Exercise requirements: List each line in which the string "text" appears.

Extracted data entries
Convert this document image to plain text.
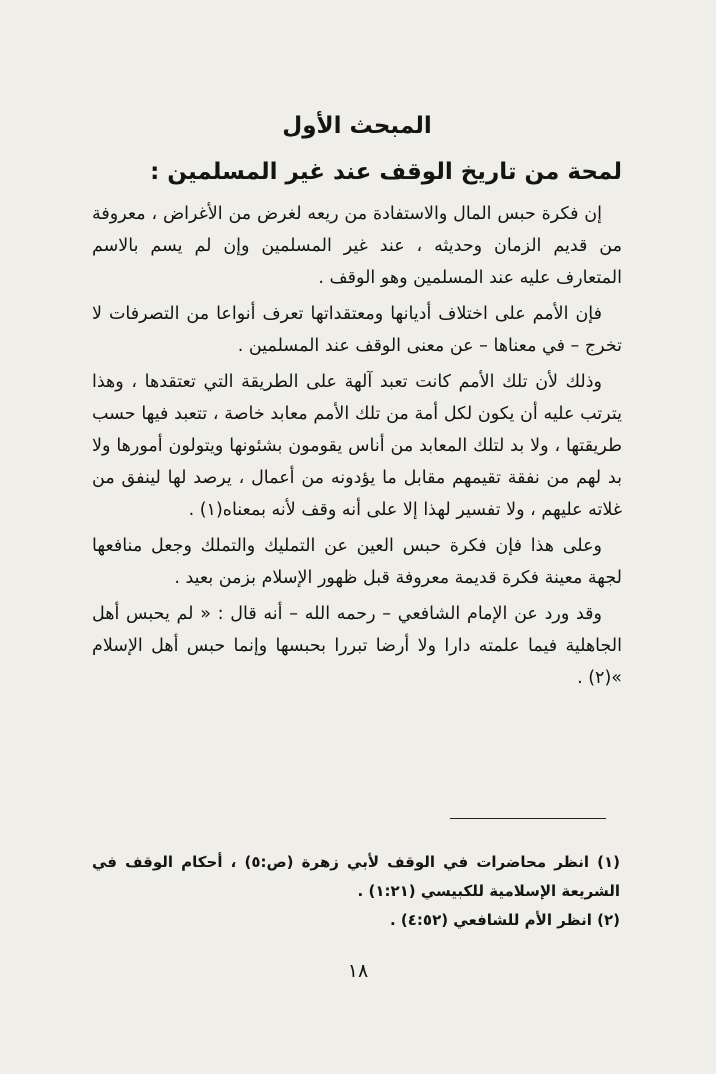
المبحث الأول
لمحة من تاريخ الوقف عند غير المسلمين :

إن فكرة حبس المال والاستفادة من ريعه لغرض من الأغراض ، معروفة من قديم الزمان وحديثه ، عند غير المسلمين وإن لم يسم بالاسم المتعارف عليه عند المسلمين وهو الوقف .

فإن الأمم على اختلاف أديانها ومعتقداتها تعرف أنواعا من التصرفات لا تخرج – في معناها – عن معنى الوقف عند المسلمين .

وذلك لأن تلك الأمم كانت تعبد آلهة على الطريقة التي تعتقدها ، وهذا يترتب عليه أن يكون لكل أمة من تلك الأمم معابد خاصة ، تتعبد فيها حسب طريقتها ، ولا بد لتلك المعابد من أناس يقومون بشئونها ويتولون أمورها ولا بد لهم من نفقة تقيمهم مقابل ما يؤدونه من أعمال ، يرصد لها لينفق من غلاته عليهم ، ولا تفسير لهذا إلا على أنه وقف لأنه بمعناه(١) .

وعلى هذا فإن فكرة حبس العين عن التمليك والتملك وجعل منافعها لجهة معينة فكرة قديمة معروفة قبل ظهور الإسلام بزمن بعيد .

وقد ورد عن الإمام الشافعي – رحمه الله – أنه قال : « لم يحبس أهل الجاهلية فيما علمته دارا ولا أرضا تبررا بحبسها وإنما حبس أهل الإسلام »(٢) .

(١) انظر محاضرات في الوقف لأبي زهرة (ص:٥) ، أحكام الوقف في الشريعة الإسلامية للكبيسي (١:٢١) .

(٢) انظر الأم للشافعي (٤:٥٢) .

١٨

--

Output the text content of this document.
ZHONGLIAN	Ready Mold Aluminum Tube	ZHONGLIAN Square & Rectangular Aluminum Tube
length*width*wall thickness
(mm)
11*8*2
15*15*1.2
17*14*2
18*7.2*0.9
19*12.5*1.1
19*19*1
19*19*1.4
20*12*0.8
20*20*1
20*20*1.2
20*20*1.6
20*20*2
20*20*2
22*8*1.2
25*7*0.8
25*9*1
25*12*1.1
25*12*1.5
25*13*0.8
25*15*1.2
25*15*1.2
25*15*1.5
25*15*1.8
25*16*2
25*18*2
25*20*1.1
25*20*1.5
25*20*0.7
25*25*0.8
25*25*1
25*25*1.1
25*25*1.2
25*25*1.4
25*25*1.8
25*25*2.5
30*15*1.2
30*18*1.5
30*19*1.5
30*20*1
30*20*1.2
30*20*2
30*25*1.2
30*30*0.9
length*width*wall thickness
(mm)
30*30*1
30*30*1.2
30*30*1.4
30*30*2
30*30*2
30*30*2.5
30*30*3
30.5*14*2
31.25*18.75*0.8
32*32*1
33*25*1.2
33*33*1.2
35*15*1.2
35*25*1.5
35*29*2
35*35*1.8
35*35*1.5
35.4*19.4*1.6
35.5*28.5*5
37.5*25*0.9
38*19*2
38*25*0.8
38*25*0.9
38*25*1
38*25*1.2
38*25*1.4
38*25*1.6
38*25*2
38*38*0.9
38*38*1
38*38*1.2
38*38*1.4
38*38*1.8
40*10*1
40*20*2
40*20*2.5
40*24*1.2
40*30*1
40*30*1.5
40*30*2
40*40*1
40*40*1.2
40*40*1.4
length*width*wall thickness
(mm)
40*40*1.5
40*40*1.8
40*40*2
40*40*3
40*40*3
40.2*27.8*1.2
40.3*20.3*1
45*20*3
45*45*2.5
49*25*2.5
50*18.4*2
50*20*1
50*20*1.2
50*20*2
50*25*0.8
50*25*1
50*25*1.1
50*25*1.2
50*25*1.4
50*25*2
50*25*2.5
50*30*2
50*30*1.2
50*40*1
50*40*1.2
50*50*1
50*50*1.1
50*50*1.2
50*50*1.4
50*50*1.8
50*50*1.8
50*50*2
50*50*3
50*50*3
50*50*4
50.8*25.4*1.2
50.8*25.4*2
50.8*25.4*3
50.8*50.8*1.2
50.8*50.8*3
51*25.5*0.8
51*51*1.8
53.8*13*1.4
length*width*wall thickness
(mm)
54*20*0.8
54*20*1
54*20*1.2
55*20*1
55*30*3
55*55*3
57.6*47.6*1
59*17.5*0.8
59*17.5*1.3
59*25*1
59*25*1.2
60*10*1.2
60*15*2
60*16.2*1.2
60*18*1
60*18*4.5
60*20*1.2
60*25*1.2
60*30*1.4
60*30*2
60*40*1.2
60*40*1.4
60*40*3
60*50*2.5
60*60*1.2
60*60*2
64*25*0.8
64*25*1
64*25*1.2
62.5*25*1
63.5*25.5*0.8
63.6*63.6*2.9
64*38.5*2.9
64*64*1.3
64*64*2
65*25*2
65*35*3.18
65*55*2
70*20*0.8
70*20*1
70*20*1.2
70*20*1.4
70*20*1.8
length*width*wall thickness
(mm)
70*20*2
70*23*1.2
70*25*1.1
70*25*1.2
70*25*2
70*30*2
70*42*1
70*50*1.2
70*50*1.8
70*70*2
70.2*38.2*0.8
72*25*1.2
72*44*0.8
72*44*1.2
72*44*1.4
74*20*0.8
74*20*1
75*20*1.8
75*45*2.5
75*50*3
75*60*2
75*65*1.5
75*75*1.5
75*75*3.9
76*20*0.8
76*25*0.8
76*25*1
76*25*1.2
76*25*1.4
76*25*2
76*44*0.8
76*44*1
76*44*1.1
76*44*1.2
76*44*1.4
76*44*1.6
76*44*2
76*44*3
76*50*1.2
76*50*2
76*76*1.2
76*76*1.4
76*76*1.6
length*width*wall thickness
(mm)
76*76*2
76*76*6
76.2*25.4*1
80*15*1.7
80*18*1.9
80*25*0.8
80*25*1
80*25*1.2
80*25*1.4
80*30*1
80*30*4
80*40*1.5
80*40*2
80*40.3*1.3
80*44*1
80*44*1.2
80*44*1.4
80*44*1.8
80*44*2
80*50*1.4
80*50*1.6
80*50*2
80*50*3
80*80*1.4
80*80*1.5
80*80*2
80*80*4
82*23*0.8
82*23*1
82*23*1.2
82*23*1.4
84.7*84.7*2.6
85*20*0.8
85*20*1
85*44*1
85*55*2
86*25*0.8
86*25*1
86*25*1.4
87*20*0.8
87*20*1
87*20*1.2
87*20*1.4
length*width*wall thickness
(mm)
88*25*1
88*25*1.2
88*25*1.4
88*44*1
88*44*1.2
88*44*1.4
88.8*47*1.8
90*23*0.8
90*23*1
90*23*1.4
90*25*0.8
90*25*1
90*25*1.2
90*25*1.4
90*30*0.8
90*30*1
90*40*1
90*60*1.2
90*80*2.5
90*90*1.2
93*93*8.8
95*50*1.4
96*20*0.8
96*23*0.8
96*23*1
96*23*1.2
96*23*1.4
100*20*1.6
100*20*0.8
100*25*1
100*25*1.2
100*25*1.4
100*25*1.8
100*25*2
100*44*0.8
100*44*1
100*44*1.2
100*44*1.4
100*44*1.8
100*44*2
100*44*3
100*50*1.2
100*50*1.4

---

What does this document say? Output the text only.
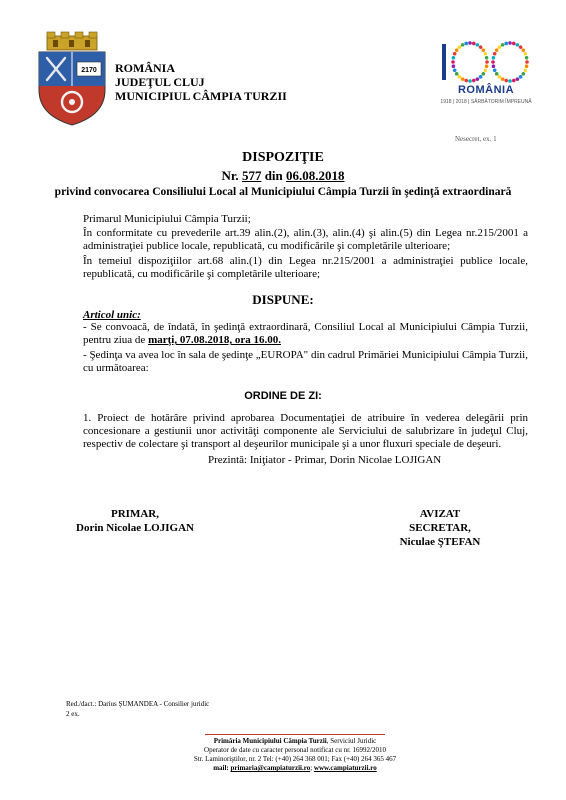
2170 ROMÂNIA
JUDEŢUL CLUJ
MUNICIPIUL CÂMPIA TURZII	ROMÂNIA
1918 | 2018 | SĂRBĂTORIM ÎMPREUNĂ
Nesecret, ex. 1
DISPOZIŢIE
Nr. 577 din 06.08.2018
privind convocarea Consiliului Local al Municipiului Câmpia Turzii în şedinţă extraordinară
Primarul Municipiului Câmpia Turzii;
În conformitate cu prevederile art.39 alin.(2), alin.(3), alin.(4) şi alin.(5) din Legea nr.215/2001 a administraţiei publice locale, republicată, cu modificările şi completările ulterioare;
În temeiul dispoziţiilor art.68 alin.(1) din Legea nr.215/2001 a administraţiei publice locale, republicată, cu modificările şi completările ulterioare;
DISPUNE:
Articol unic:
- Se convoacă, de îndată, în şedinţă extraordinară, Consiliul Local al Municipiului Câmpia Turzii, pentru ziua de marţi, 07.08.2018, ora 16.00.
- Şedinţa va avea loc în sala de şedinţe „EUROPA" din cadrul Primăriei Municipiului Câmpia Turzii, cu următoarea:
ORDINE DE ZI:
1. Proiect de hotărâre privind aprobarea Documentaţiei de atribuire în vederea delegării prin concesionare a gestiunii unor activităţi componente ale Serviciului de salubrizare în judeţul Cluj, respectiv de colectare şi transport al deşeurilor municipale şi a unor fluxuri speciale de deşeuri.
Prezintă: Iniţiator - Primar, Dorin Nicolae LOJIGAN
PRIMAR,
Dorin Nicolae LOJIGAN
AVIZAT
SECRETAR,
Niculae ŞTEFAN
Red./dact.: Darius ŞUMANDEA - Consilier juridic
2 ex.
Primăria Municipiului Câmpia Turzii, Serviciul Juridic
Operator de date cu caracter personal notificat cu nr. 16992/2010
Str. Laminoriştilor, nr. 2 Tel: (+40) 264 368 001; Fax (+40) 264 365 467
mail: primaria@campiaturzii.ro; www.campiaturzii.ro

Result below:
Convert this document image to plain text.
Output the text content of this document.
What does this document say? Output the text only.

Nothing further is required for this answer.